--- start EXCERPTED DATA ---

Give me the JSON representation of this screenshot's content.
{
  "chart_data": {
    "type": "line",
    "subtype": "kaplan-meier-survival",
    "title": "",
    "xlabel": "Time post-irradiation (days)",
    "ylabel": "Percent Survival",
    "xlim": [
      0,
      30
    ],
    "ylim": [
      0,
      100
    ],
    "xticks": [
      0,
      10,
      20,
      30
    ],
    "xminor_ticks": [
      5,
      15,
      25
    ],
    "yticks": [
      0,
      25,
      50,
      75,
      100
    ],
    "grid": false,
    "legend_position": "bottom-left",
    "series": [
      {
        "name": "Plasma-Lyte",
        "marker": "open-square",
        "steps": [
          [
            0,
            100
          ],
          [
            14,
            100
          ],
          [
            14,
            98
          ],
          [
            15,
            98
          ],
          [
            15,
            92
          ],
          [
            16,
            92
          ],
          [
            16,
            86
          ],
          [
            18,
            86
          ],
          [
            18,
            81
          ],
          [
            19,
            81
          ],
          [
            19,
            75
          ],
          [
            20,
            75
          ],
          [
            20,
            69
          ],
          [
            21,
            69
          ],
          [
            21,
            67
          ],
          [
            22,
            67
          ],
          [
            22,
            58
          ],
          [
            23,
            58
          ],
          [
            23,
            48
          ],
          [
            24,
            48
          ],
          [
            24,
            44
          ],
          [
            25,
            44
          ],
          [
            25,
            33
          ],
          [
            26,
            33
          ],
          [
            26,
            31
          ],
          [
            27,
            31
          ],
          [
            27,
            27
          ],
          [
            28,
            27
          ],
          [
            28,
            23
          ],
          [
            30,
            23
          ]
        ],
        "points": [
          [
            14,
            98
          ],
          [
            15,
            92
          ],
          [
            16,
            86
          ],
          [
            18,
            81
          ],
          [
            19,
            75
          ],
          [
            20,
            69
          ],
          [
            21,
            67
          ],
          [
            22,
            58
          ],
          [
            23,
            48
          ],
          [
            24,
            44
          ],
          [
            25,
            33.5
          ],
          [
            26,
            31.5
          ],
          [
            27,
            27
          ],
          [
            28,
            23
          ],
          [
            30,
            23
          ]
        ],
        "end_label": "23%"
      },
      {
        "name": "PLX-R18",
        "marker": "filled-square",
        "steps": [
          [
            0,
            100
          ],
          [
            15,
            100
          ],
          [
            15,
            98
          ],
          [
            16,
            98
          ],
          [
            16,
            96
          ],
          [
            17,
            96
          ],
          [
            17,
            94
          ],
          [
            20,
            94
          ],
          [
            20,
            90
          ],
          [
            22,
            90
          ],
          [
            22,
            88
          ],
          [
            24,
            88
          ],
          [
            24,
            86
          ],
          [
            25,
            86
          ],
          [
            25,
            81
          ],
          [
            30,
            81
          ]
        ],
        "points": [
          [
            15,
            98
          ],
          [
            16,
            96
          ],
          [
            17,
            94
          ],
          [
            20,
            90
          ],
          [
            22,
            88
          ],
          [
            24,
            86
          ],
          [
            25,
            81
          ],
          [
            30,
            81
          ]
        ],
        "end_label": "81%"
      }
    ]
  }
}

--- end EXCERPTED DATA ---

— WHAT YOU SHOULD DO —
Reproduce each entry above exactly, keeping every word.

— RESULT OF THIS EXERCISE —
Give me the JSON representation of this screenshot's content.
{
  "chart_data": {
    "type": "line",
    "subtype": "kaplan-meier-survival",
    "title": "",
    "xlabel": "Time post-irradiation (days)",
    "ylabel": "Percent Survival",
    "xlim": [
      0,
      30
    ],
    "ylim": [
      0,
      100
    ],
    "xticks": [
      0,
      10,
      20,
      30
    ],
    "xminor_ticks": [
      5,
      15,
      25
    ],
    "yticks": [
      0,
      25,
      50,
      75,
      100
    ],
    "grid": false,
    "legend_position": "bottom-left",
    "series": [
      {
        "name": "Plasma-Lyte",
        "marker": "open-square",
        "steps": [
          [
            0,
            100
          ],
          [
            14,
            100
          ],
          [
            14,
            98
          ],
          [
            15,
            98
          ],
          [
            15,
            92
          ],
          [
            16,
            92
          ],
          [
            16,
            86
          ],
          [
            18,
            86
          ],
          [
            18,
            81
          ],
          [
            19,
            81
          ],
          [
            19,
            75
          ],
          [
            20,
            75
          ],
          [
            20,
            69
          ],
          [
            21,
            69
          ],
          [
            21,
            67
          ],
          [
            22,
            67
          ],
          [
            22,
            58
          ],
          [
            23,
            58
          ],
          [
            23,
            48
          ],
          [
            24,
            48
          ],
          [
            24,
            44
          ],
          [
            25,
            44
          ],
          [
            25,
            33
          ],
          [
            26,
            33
          ],
          [
            26,
            31
          ],
          [
            27,
            31
          ],
          [
            27,
            27
          ],
          [
            28,
            27
          ],
          [
            28,
            23
          ],
          [
            30,
            23
          ]
        ],
        "points": [
          [
            14,
            98
          ],
          [
            15,
            92
          ],
          [
            16,
            86
          ],
          [
            18,
            81
          ],
          [
            19,
            75
          ],
          [
            20,
            69
          ],
          [
            21,
            67
          ],
          [
            22,
            58
          ],
          [
            23,
            48
          ],
          [
            24,
            44
          ],
          [
            25,
            33.5
          ],
          [
            26,
            31.5
          ],
          [
            27,
            27
          ],
          [
            28,
            23
          ],
          [
            30,
            23
          ]
        ],
        "end_label": "23%"
      },
      {
        "name": "PLX-R18",
        "marker": "filled-square",
        "steps": [
          [
            0,
            100
          ],
          [
            15,
            100
          ],
          [
            15,
            98
          ],
          [
            16,
            98
          ],
          [
            16,
            96
          ],
          [
            17,
            96
          ],
          [
            17,
            94
          ],
          [
            20,
            94
          ],
          [
            20,
            90
          ],
          [
            22,
            90
          ],
          [
            22,
            88
          ],
          [
            24,
            88
          ],
          [
            24,
            86
          ],
          [
            25,
            86
          ],
          [
            25,
            81
          ],
          [
            30,
            81
          ]
        ],
        "points": [
          [
            15,
            98
          ],
          [
            16,
            96
          ],
          [
            17,
            94
          ],
          [
            20,
            90
          ],
          [
            22,
            88
          ],
          [
            24,
            86
          ],
          [
            25,
            81
          ],
          [
            30,
            81
          ]
        ],
        "end_label": "81%"
      }
    ]
  }
}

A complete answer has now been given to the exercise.